■ **Task details**: Print out each record below, unaltered and complete, without its images.

## start Given data

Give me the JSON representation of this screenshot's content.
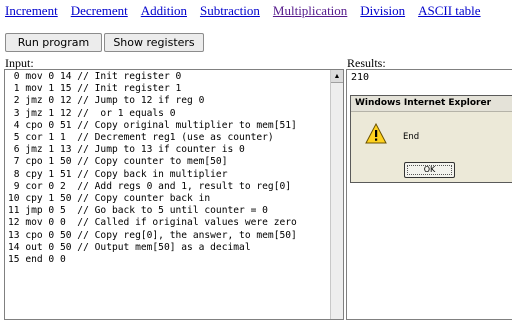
{
  "nav": {
    "links": [
      "Increment",
      "Decrement",
      "Addition",
      "Subtraction",
      "Multiplication",
      "Division",
      "ASCII table"
    ]
  },
  "buttons": {
    "run": "Run program",
    "show": "Show registers"
  },
  "input": {
    "label": "Input:",
    "lines": [
      " 0 mov 0 14 // Init register 0",
      " 1 mov 1 15 // Init register 1",
      " 2 jmz 0 12 // Jump to 12 if reg 0",
      " 3 jmz 1 12 //  or 1 equals 0",
      " 4 cpo 0 51 // Copy original multiplier to mem[51]",
      " 5 cor 1 1  // Decrement reg1 (use as counter)",
      " 6 jmz 1 13 // Jump to 13 if counter is 0",
      " 7 cpo 1 50 // Copy counter to mem[50]",
      " 8 cpy 1 51 // Copy back in multiplier",
      " 9 cor 0 2  // Add regs 0 and 1, result to reg[0]",
      "10 cpy 1 50 // Copy counter back in",
      "11 jmp 0 5  // Go back to 5 until counter = 0",
      "12 mov 0 0  // Called if original values were zero",
      "13 cpo 0 50 // Copy reg[0], the answer, to mem[50]",
      "14 out 0 50 // Output mem[50] as a decimal",
      "15 end 0 0"
    ]
  },
  "results": {
    "label": "Results:",
    "value": "210"
  },
  "dialog": {
    "title": "Windows Internet Explorer",
    "message": "End",
    "ok": "OK"
  }
}
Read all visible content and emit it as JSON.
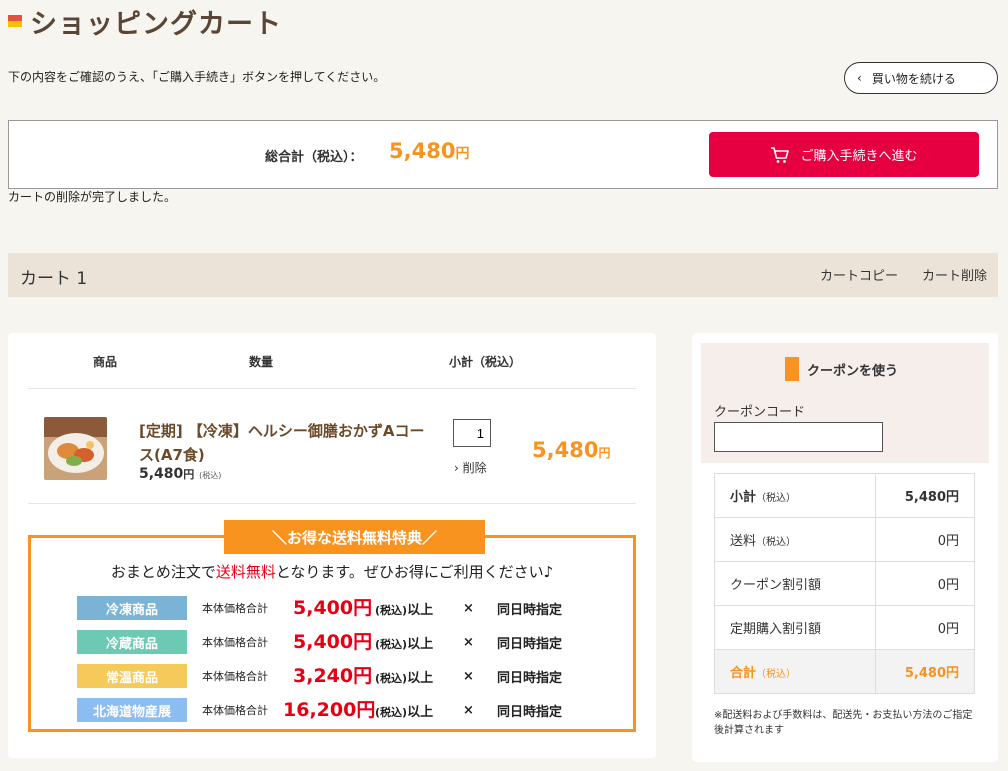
{
  "page": {
    "title": "ショッピングカート",
    "instruction": "下の内容をご確認のうえ、「ご購入手続き」ボタンを押してください。",
    "continue_label": "買い物を続ける",
    "deleted_message": "カートの削除が完了しました。"
  },
  "total_bar": {
    "label": "総合計（税込）：",
    "amount": "5,480",
    "yen": "円",
    "checkout_label": "ご購入手続きへ進む"
  },
  "cart": {
    "name": "カート 1",
    "copy_label": "カートコピー",
    "delete_label": "カート削除",
    "columns": {
      "product": "商品",
      "quantity": "数量",
      "subtotal": "小計（税込）"
    },
    "item": {
      "name": "[定期] 【冷凍】ヘルシー御膳おかずAコース(A7食)",
      "price": "5,480",
      "price_yen": "円",
      "price_tax": "(税込)",
      "quantity": "1",
      "delete_label": "削除",
      "subtotal": "5,480",
      "subtotal_yen": "円"
    }
  },
  "promo": {
    "tab": "＼お得な送料無料特典／",
    "msg_before": "おまとめ注文で",
    "msg_highlight": "送料無料",
    "msg_after": "となります。ぜひお得にご利用ください♪",
    "base_label": "本体価格合計",
    "tax_label": "(税込)",
    "cond_suffix": "以上",
    "times": "×",
    "same_time": "同日時指定",
    "rows": [
      {
        "category": "冷凍商品",
        "color": "#7ab3d6",
        "amount": "5,400円"
      },
      {
        "category": "冷蔵商品",
        "color": "#6cc9b3",
        "amount": "5,400円"
      },
      {
        "category": "常温商品",
        "color": "#f5c95a",
        "amount": "3,240円"
      },
      {
        "category": "北海道物産展",
        "color": "#8bbdf2",
        "amount": "16,200円"
      }
    ]
  },
  "coupon": {
    "title": "クーポンを使う",
    "code_label": "クーポンコード",
    "code_value": ""
  },
  "summary": {
    "rows": [
      {
        "label": "小計",
        "tax": "（税込）",
        "value": "5,480円"
      },
      {
        "label": "送料",
        "tax": "（税込）",
        "value": "0円"
      },
      {
        "label": "クーポン割引額",
        "tax": "",
        "value": "0円"
      },
      {
        "label": "定期購入割引額",
        "tax": "",
        "value": "0円"
      },
      {
        "label": "合計",
        "tax": "（税込）",
        "value": "5,480円"
      }
    ],
    "footnote": "※配送料および手数料は、配送先・お支払い方法のご指定後計算されます"
  },
  "colors": {
    "accent_orange": "#f7931e",
    "checkout_red": "#e60041",
    "title_brown": "#5a4636"
  },
  "icons": {
    "continue": "chevron-left-icon",
    "checkout": "cart-icon",
    "delete": "chevron-right-icon",
    "coupon": "coupon-ticket-icon"
  }
}
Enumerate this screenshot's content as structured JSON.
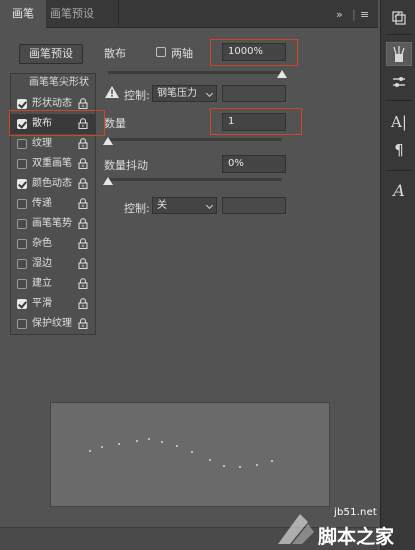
{
  "tabs": {
    "active": "画笔",
    "second": "画笔预设"
  },
  "tabbar": {
    "collapse": "»",
    "menu": "≡"
  },
  "left": {
    "preset_button": "画笔预设",
    "header": "画笔笔尖形状",
    "items": [
      {
        "label": "形状动态",
        "checked": true
      },
      {
        "label": "散布",
        "checked": true,
        "selected": true
      },
      {
        "label": "纹理",
        "checked": false
      },
      {
        "label": "双重画笔",
        "checked": false
      },
      {
        "label": "颜色动态",
        "checked": true
      },
      {
        "label": "传递",
        "checked": false
      },
      {
        "label": "画笔笔势",
        "checked": false
      },
      {
        "label": "杂色",
        "checked": false
      },
      {
        "label": "湿边",
        "checked": false
      },
      {
        "label": "建立",
        "checked": false
      },
      {
        "label": "平滑",
        "checked": true
      },
      {
        "label": "保护纹理",
        "checked": false
      }
    ]
  },
  "scatter": {
    "label": "散布",
    "both_axes_label": "两轴",
    "both_axes_checked": false,
    "value": "1000%",
    "slider_fraction": 1.0,
    "control_label": "控制:",
    "control_value": "钢笔压力"
  },
  "count": {
    "label": "数量",
    "value": "1",
    "slider_fraction": 0.0
  },
  "count_jitter": {
    "label": "数量抖动",
    "value": "0%",
    "slider_fraction": 0.0,
    "control_label": "控制:",
    "control_value": "关"
  },
  "watermark": {
    "url": "jb51.net",
    "text": "脚本之家"
  },
  "colors": {
    "panel_bg": "#535353",
    "highlight": "#d0442a"
  }
}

## end Given data

■ **Result for this task**:
Give me the JSON representation of this screenshot's content.
{
  "nav": {
    "links": [
      "Increment",
      "Decrement",
      "Addition",
      "Subtraction",
      "Multiplication",
      "Division",
      "ASCII table"
    ]
  },
  "buttons": {
    "run": "Run program",
    "show": "Show registers"
  },
  "input": {
    "label": "Input:",
    "lines": [
      " 0 mov 0 14 // Init register 0",
      " 1 mov 1 15 // Init register 1",
      " 2 jmz 0 12 // Jump to 12 if reg 0",
      " 3 jmz 1 12 //  or 1 equals 0",
      " 4 cpo 0 51 // Copy original multiplier to mem[51]",
      " 5 cor 1 1  // Decrement reg1 (use as counter)",
      " 6 jmz 1 13 // Jump to 13 if counter is 0",
      " 7 cpo 1 50 // Copy counter to mem[50]",
      " 8 cpy 1 51 // Copy back in multiplier",
      " 9 cor 0 2  // Add regs 0 and 1, result to reg[0]",
      "10 cpy 1 50 // Copy counter back in",
      "11 jmp 0 5  // Go back to 5 until counter = 0",
      "12 mov 0 0  // Called if original values were zero",
      "13 cpo 0 50 // Copy reg[0], the answer, to mem[50]",
      "14 out 0 50 // Output mem[50] as a decimal",
      "15 end 0 0"
    ]
  },
  "results": {
    "label": "Results:",
    "value": "210"
  },
  "dialog": {
    "title": "Windows Internet Explorer",
    "message": "End",
    "ok": "OK"
  }
}
Read all visible content and emit it as JSON.
{
  "page": {
    "title": "ショッピングカート",
    "instruction": "下の内容をご確認のうえ、「ご購入手続き」ボタンを押してください。",
    "continue_label": "買い物を続ける",
    "deleted_message": "カートの削除が完了しました。"
  },
  "total_bar": {
    "label": "総合計（税込）：",
    "amount": "5,480",
    "yen": "円",
    "checkout_label": "ご購入手続きへ進む"
  },
  "cart": {
    "name": "カート 1",
    "copy_label": "カートコピー",
    "delete_label": "カート削除",
    "columns": {
      "product": "商品",
      "quantity": "数量",
      "subtotal": "小計（税込）"
    },
    "item": {
      "name": "[定期] 【冷凍】ヘルシー御膳おかずAコース(A7食)",
      "price": "5,480",
      "price_yen": "円",
      "price_tax": "(税込)",
      "quantity": "1",
      "delete_label": "削除",
      "subtotal": "5,480",
      "subtotal_yen": "円"
    }
  },
  "promo": {
    "tab": "＼お得な送料無料特典／",
    "msg_before": "おまとめ注文で",
    "msg_highlight": "送料無料",
    "msg_after": "となります。ぜひお得にご利用ください♪",
    "base_label": "本体価格合計",
    "tax_label": "(税込)",
    "cond_suffix": "以上",
    "times": "×",
    "same_time": "同日時指定",
    "rows": [
      {
        "category": "冷凍商品",
        "color": "#7ab3d6",
        "amount": "5,400円"
      },
      {
        "category": "冷蔵商品",
        "color": "#6cc9b3",
        "amount": "5,400円"
      },
      {
        "category": "常温商品",
        "color": "#f5c95a",
        "amount": "3,240円"
      },
      {
        "category": "北海道物産展",
        "color": "#8bbdf2",
        "amount": "16,200円"
      }
    ]
  },
  "coupon": {
    "title": "クーポンを使う",
    "code_label": "クーポンコード",
    "code_value": ""
  },
  "summary": {
    "rows": [
      {
        "label": "小計",
        "tax": "（税込）",
        "value": "5,480円"
      },
      {
        "label": "送料",
        "tax": "（税込）",
        "value": "0円"
      },
      {
        "label": "クーポン割引額",
        "tax": "",
        "value": "0円"
      },
      {
        "label": "定期購入割引額",
        "tax": "",
        "value": "0円"
      },
      {
        "label": "合計",
        "tax": "（税込）",
        "value": "5,480円"
      }
    ],
    "footnote": "※配送料および手数料は、配送先・お支払い方法のご指定後計算されます"
  },
  "colors": {
    "accent_orange": "#f7931e",
    "checkout_red": "#e60041",
    "title_brown": "#5a4636"
  },
  "icons": {
    "continue": "chevron-left-icon",
    "checkout": "cart-icon",
    "delete": "chevron-right-icon",
    "coupon": "coupon-ticket-icon"
  }
}
Enumerate this screenshot's content as structured JSON.
{
  "tabs": {
    "active": "画笔",
    "second": "画笔预设"
  },
  "tabbar": {
    "collapse": "»",
    "menu": "≡"
  },
  "left": {
    "preset_button": "画笔预设",
    "header": "画笔笔尖形状",
    "items": [
      {
        "label": "形状动态",
        "checked": true
      },
      {
        "label": "散布",
        "checked": true,
        "selected": true
      },
      {
        "label": "纹理",
        "checked": false
      },
      {
        "label": "双重画笔",
        "checked": false
      },
      {
        "label": "颜色动态",
        "checked": true
      },
      {
        "label": "传递",
        "checked": false
      },
      {
        "label": "画笔笔势",
        "checked": false
      },
      {
        "label": "杂色",
        "checked": false
      },
      {
        "label": "湿边",
        "checked": false
      },
      {
        "label": "建立",
        "checked": false
      },
      {
        "label": "平滑",
        "checked": true
      },
      {
        "label": "保护纹理",
        "checked": false
      }
    ]
  },
  "scatter": {
    "label": "散布",
    "both_axes_label": "两轴",
    "both_axes_checked": false,
    "value": "1000%",
    "slider_fraction": 1.0,
    "control_label": "控制:",
    "control_value": "钢笔压力"
  },
  "count": {
    "label": "数量",
    "value": "1",
    "slider_fraction": 0.0
  },
  "count_jitter": {
    "label": "数量抖动",
    "value": "0%",
    "slider_fraction": 0.0,
    "control_label": "控制:",
    "control_value": "关"
  },
  "watermark": {
    "url": "jb51.net",
    "text": "脚本之家"
  },
  "colors": {
    "panel_bg": "#535353",
    "highlight": "#d0442a"
  }
}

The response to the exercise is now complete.